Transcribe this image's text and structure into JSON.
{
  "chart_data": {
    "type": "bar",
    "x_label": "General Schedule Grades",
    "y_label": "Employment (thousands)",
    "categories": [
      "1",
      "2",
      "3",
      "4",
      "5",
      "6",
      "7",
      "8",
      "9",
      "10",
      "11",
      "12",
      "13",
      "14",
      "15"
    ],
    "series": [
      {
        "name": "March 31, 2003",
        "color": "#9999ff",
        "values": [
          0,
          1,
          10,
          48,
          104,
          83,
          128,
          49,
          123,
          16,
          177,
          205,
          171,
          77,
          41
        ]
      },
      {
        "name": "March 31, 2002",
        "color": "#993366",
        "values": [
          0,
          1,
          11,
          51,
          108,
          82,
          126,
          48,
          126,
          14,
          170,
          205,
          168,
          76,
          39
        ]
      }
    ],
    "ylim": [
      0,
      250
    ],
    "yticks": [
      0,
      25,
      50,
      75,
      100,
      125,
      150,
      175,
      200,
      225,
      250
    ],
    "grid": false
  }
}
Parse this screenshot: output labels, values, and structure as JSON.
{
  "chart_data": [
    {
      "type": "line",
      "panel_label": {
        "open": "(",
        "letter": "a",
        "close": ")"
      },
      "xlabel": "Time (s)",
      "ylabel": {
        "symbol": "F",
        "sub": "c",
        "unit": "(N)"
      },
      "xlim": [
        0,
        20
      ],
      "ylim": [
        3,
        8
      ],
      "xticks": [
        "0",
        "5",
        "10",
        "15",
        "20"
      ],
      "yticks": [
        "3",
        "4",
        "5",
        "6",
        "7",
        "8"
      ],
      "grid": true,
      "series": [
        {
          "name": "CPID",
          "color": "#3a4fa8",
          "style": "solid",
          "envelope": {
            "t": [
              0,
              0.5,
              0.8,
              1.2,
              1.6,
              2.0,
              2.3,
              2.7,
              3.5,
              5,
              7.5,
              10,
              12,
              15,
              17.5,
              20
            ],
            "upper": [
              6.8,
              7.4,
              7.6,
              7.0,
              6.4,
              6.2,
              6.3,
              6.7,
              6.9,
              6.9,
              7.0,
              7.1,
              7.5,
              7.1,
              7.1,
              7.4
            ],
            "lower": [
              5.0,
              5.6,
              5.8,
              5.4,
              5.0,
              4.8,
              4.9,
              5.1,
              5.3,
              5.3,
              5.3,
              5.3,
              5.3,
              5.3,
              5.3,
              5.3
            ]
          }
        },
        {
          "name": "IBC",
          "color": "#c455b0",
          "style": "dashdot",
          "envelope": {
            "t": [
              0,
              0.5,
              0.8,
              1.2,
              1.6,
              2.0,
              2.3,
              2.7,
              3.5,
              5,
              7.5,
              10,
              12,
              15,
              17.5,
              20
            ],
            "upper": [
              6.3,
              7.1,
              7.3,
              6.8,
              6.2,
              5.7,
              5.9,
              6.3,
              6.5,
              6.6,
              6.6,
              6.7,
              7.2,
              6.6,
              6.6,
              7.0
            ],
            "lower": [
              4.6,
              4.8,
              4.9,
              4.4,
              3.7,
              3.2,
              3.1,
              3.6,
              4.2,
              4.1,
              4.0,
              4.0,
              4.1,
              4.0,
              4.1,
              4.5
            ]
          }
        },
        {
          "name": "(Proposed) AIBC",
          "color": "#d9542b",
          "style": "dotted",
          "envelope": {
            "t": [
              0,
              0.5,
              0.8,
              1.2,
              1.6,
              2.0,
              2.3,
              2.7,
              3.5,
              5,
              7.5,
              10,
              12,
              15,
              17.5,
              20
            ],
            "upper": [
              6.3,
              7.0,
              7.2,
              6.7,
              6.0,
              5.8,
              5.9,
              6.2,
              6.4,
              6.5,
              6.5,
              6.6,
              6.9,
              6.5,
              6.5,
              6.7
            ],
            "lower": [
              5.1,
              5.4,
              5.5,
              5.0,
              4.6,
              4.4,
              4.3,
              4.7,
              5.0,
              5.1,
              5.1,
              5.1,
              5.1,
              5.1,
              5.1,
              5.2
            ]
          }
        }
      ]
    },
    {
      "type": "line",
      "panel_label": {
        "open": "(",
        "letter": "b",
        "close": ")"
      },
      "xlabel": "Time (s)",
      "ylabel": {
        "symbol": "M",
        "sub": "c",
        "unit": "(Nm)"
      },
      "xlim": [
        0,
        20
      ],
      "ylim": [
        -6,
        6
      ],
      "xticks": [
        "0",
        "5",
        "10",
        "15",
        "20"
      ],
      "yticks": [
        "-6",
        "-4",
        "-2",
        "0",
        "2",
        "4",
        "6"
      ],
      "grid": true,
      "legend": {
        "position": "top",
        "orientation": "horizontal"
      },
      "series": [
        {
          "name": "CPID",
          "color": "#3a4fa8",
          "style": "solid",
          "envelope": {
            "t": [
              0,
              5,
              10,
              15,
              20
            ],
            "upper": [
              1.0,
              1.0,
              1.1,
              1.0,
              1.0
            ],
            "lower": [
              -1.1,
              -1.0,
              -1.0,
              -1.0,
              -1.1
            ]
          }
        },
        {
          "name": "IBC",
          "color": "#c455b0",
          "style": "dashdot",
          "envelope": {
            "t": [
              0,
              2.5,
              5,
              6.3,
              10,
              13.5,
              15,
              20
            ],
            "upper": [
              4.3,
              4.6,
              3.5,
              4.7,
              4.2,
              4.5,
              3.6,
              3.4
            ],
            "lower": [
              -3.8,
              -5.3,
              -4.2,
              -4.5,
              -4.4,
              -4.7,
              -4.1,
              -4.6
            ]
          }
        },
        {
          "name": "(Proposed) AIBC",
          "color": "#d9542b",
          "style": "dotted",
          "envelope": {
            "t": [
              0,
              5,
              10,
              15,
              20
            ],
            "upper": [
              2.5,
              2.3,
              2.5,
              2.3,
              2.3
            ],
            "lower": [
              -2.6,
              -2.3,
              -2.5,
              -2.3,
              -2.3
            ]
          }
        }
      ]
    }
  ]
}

» **Work required**: Transcribe the material above in its entirety. Match it exactly.

» **Result for this exercise**:
Transcribe this image's text and structure into JSON.
{
  "chart_data": {
    "type": "bar",
    "x_label": "General Schedule Grades",
    "y_label": "Employment (thousands)",
    "categories": [
      "1",
      "2",
      "3",
      "4",
      "5",
      "6",
      "7",
      "8",
      "9",
      "10",
      "11",
      "12",
      "13",
      "14",
      "15"
    ],
    "series": [
      {
        "name": "March 31, 2003",
        "color": "#9999ff",
        "values": [
          0,
          1,
          10,
          48,
          104,
          83,
          128,
          49,
          123,
          16,
          177,
          205,
          171,
          77,
          41
        ]
      },
      {
        "name": "March 31, 2002",
        "color": "#993366",
        "values": [
          0,
          1,
          11,
          51,
          108,
          82,
          126,
          48,
          126,
          14,
          170,
          205,
          168,
          76,
          39
        ]
      }
    ],
    "ylim": [
      0,
      250
    ],
    "yticks": [
      0,
      25,
      50,
      75,
      100,
      125,
      150,
      175,
      200,
      225,
      250
    ],
    "grid": false
  }
}
Parse this screenshot: output labels, values, and structure as JSON.
{
  "chart_data": [
    {
      "type": "line",
      "panel_label": {
        "open": "(",
        "letter": "a",
        "close": ")"
      },
      "xlabel": "Time (s)",
      "ylabel": {
        "symbol": "F",
        "sub": "c",
        "unit": "(N)"
      },
      "xlim": [
        0,
        20
      ],
      "ylim": [
        3,
        8
      ],
      "xticks": [
        "0",
        "5",
        "10",
        "15",
        "20"
      ],
      "yticks": [
        "3",
        "4",
        "5",
        "6",
        "7",
        "8"
      ],
      "grid": true,
      "series": [
        {
          "name": "CPID",
          "color": "#3a4fa8",
          "style": "solid",
          "envelope": {
            "t": [
              0,
              0.5,
              0.8,
              1.2,
              1.6,
              2.0,
              2.3,
              2.7,
              3.5,
              5,
              7.5,
              10,
              12,
              15,
              17.5,
              20
            ],
            "upper": [
              6.8,
              7.4,
              7.6,
              7.0,
              6.4,
              6.2,
              6.3,
              6.7,
              6.9,
              6.9,
              7.0,
              7.1,
              7.5,
              7.1,
              7.1,
              7.4
            ],
            "lower": [
              5.0,
              5.6,
              5.8,
              5.4,
              5.0,
              4.8,
              4.9,
              5.1,
              5.3,
              5.3,
              5.3,
              5.3,
              5.3,
              5.3,
              5.3,
              5.3
            ]
          }
        },
        {
          "name": "IBC",
          "color": "#c455b0",
          "style": "dashdot",
          "envelope": {
            "t": [
              0,
              0.5,
              0.8,
              1.2,
              1.6,
              2.0,
              2.3,
              2.7,
              3.5,
              5,
              7.5,
              10,
              12,
              15,
              17.5,
              20
            ],
            "upper": [
              6.3,
              7.1,
              7.3,
              6.8,
              6.2,
              5.7,
              5.9,
              6.3,
              6.5,
              6.6,
              6.6,
              6.7,
              7.2,
              6.6,
              6.6,
              7.0
            ],
            "lower": [
              4.6,
              4.8,
              4.9,
              4.4,
              3.7,
              3.2,
              3.1,
              3.6,
              4.2,
              4.1,
              4.0,
              4.0,
              4.1,
              4.0,
              4.1,
              4.5
            ]
          }
        },
        {
          "name": "(Proposed) AIBC",
          "color": "#d9542b",
          "style": "dotted",
          "envelope": {
            "t": [
              0,
              0.5,
              0.8,
              1.2,
              1.6,
              2.0,
              2.3,
              2.7,
              3.5,
              5,
              7.5,
              10,
              12,
              15,
              17.5,
              20
            ],
            "upper": [
              6.3,
              7.0,
              7.2,
              6.7,
              6.0,
              5.8,
              5.9,
              6.2,
              6.4,
              6.5,
              6.5,
              6.6,
              6.9,
              6.5,
              6.5,
              6.7
            ],
            "lower": [
              5.1,
              5.4,
              5.5,
              5.0,
              4.6,
              4.4,
              4.3,
              4.7,
              5.0,
              5.1,
              5.1,
              5.1,
              5.1,
              5.1,
              5.1,
              5.2
            ]
          }
        }
      ]
    },
    {
      "type": "line",
      "panel_label": {
        "open": "(",
        "letter": "b",
        "close": ")"
      },
      "xlabel": "Time (s)",
      "ylabel": {
        "symbol": "M",
        "sub": "c",
        "unit": "(Nm)"
      },
      "xlim": [
        0,
        20
      ],
      "ylim": [
        -6,
        6
      ],
      "xticks": [
        "0",
        "5",
        "10",
        "15",
        "20"
      ],
      "yticks": [
        "-6",
        "-4",
        "-2",
        "0",
        "2",
        "4",
        "6"
      ],
      "grid": true,
      "legend": {
        "position": "top",
        "orientation": "horizontal"
      },
      "series": [
        {
          "name": "CPID",
          "color": "#3a4fa8",
          "style": "solid",
          "envelope": {
            "t": [
              0,
              5,
              10,
              15,
              20
            ],
            "upper": [
              1.0,
              1.0,
              1.1,
              1.0,
              1.0
            ],
            "lower": [
              -1.1,
              -1.0,
              -1.0,
              -1.0,
              -1.1
            ]
          }
        },
        {
          "name": "IBC",
          "color": "#c455b0",
          "style": "dashdot",
          "envelope": {
            "t": [
              0,
              2.5,
              5,
              6.3,
              10,
              13.5,
              15,
              20
            ],
            "upper": [
              4.3,
              4.6,
              3.5,
              4.7,
              4.2,
              4.5,
              3.6,
              3.4
            ],
            "lower": [
              -3.8,
              -5.3,
              -4.2,
              -4.5,
              -4.4,
              -4.7,
              -4.1,
              -4.6
            ]
          }
        },
        {
          "name": "(Proposed) AIBC",
          "color": "#d9542b",
          "style": "dotted",
          "envelope": {
            "t": [
              0,
              5,
              10,
              15,
              20
            ],
            "upper": [
              2.5,
              2.3,
              2.5,
              2.3,
              2.3
            ],
            "lower": [
              -2.6,
              -2.3,
              -2.5,
              -2.3,
              -2.3
            ]
          }
        }
      ]
    }
  ]
}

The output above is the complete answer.